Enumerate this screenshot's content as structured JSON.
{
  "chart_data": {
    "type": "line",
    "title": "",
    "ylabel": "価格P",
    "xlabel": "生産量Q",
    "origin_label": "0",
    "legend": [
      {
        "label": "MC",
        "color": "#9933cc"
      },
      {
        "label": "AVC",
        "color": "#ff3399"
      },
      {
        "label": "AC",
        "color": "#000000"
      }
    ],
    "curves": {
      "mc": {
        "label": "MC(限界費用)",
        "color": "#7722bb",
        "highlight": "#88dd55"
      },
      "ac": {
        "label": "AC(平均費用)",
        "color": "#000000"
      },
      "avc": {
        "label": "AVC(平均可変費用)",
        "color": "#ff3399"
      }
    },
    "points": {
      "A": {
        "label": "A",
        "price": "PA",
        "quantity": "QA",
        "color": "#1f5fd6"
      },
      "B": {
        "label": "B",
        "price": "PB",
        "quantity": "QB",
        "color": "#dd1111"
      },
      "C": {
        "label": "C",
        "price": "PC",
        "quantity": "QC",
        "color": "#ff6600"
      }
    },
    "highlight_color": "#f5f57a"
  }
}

● **WHAT YOU WILL DO**:
Reproduce all of the entries word for word.

● **ANSWER TO THE PROBLEM**:
Enumerate this screenshot's content as structured JSON.
{
  "chart_data": {
    "type": "line",
    "title": "",
    "ylabel": "価格P",
    "xlabel": "生産量Q",
    "origin_label": "0",
    "legend": [
      {
        "label": "MC",
        "color": "#9933cc"
      },
      {
        "label": "AVC",
        "color": "#ff3399"
      },
      {
        "label": "AC",
        "color": "#000000"
      }
    ],
    "curves": {
      "mc": {
        "label": "MC(限界費用)",
        "color": "#7722bb",
        "highlight": "#88dd55"
      },
      "ac": {
        "label": "AC(平均費用)",
        "color": "#000000"
      },
      "avc": {
        "label": "AVC(平均可変費用)",
        "color": "#ff3399"
      }
    },
    "points": {
      "A": {
        "label": "A",
        "price": "PA",
        "quantity": "QA",
        "color": "#1f5fd6"
      },
      "B": {
        "label": "B",
        "price": "PB",
        "quantity": "QB",
        "color": "#dd1111"
      },
      "C": {
        "label": "C",
        "price": "PC",
        "quantity": "QC",
        "color": "#ff6600"
      }
    },
    "highlight_color": "#f5f57a"
  }
}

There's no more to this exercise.